研讀文章
──────────────────────────────

從 fast.csv 查看發現跳點出現在

n = 2, 4, 8, 16, 32, 64

，每次往上跳 500 或 1000 ns。每個跳躍竟然都恰好落在 2 的冪，這肯定有很好的理由可以解釋。

仔細想想之後也很直觀，因為 fast fib 算法每次迴圈都會將

n

加倍，因此需要

\log (n)

次 iteration 以算完要求結果。而這麼解釋就代表每個跳躍便是 fast doubling 算法 each iteration 的耗時，從 fast_fib() 程式碼也可以看出有個迴圈：

    int n = 1;
    for (int currbit = 1 << (32 - __builtin_clzll(k) - 1 - 1); currbit;
         currbit = currbit >> 1) {
        /* compute 2n-1 */
        flag &= ubignum_square(fast[1], &fast[0]);
        flag &= ubignum_square(fast[2], &fast[3]);
        flag &= ubignum_add(fast[0], fast[3], &fast[3]);
        /* compute 2n */
        flag &= ubignum_left_shift(fast[1], 1, &fast[4]);
        flag &= ubignum_add(fast[4], fast[2], &fast[4]);
        flag &= ubignum_mult(fast[4], fast[2], &fast[4]);
        n *= 2;
        if (k & currbit) {
            flag &= ubignum_add(fast[3], fast[4], &fast[0]);
            n++;
            ubignum_swapptr(&fast[2], &fast[0]);
            ubignum_swapptr(&fast[1], &fast[4]);
        } else {
            ubignum_swapptr(&fast[2], &fast[4]);
            ubignum_swapptr(&fast[1], &fast[3]);
        }
    }

在這裡可以簡單比較兩種算法的特性如下：

	sequencial	fast doubling
迭代次數	$n$	$⌊ \log (n) ⌋$
每輪迭代的複雜度	低，約 16 ns	高，約 834 ns

該數字使用
$n = 0$ 到
$n = 500$ 的測量結果算得

比較

KYG 同學

為了確認自己實作的水準，clone KYG 同學的 fibdrv 進行對比，使用 optimize-bn 分支在我的電腦上執行 make plot，結果超乎我的預期：

耗時僅僅我的

1 / 10

，顯然我的程式碼有不只一點改進空間。此外，為何使用相同的設定，它的程式就能有非常平滑的結果，而我卻會一直抖動，這也需要再好好研究。

──────────────────────────────

資料集所含紀錄
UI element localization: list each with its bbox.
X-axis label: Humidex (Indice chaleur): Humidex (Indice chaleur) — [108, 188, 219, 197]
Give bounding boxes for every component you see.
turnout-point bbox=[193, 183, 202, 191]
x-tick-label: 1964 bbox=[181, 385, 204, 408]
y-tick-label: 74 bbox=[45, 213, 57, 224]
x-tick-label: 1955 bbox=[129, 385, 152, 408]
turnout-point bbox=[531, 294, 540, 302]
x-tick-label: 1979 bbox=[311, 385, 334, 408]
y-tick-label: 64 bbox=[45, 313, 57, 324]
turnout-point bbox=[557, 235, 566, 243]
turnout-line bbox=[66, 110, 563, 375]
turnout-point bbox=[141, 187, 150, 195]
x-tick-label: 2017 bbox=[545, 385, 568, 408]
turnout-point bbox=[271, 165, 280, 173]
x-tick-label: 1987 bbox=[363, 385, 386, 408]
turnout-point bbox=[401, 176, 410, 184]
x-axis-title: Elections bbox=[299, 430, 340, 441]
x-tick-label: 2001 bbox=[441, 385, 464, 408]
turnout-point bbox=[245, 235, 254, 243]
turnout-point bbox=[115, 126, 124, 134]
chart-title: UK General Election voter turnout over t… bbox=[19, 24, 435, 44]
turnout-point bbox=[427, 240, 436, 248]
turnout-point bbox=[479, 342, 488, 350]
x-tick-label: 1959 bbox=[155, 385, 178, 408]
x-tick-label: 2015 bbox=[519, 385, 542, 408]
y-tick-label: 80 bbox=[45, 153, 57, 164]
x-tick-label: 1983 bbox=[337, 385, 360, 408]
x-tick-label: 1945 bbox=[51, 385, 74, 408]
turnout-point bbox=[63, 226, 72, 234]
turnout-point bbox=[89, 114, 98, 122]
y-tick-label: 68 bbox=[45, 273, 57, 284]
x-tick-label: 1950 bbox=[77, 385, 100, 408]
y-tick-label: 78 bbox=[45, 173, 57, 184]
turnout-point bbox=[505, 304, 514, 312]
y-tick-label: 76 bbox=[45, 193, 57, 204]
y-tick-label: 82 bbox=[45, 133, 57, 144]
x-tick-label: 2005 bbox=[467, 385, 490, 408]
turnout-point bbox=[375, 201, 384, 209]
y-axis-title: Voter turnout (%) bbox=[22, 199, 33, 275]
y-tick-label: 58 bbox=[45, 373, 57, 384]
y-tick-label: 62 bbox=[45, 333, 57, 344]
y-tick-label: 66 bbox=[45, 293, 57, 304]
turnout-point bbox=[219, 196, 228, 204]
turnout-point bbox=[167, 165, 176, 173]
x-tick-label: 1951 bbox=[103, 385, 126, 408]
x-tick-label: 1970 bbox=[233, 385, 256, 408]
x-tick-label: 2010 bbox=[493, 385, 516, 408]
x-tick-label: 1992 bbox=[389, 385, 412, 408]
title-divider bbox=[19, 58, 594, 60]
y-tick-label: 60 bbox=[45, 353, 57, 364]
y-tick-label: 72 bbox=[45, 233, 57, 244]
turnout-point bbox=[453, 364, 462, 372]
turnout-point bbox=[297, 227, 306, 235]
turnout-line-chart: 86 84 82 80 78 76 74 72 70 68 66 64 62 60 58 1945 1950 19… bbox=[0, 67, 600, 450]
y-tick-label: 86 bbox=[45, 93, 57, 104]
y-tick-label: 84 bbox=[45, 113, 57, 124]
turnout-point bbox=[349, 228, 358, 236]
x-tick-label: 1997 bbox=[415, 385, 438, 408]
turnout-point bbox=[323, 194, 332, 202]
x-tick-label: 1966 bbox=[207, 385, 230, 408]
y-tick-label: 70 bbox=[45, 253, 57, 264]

──────────────────────────────

你的任務
1) 在關於 fast doubling 耗時的文章中，作者執行 make plot 時使用了 KYG 同學 fibdrv 的哪個分支？
2) 接續關於 fast doubling 耗時的文章，從最後一句之後往下寫。

任務解答
1) optimize-bn 分支。

2)
但仔細去看程式碼發現其測量有誤，我 clone 到的版本並非 bignum 的實作。接著繼續閱讀之後，發現同學並未把自己的最新版本推上 github，因此我無法在自己的電腦上與其進行耗時比較。

需要找找看哪個同學的程式碼適合拿來做效能對比

研讀 0xff07 同學的實作

研讀同學的實作，看看是否有值得借鏡的地方。

apm_internal.h

此 apm 取的是 Arbitrary-Precision arithmetic 的意思

首先我看到同學將 inline assembly 的部份包裝成 macro：

#if defined(__amd64__) || defined(__x86_64__)
#define digit_mul(u, v, hi, lo) \
    __asm__("mulq %3" : "=a"(lo), "=d"(hi) : "%0"(u), "rm"(v))
#define digit_div(n1, n0, d, q, r) \
    __asm__("divq %4" : "=a"(q), "=d"(r) : "0"(n0), "1"(n1), "rm"(d))
#endif

我認為這是非常好的想法，由於 inline assembly 的語法邏輯跟 C 的邏輯有些不同，因此包裝起來可以使人閱讀時統一依 C 的邏輯理解，較為易讀，同時也方便重複使用。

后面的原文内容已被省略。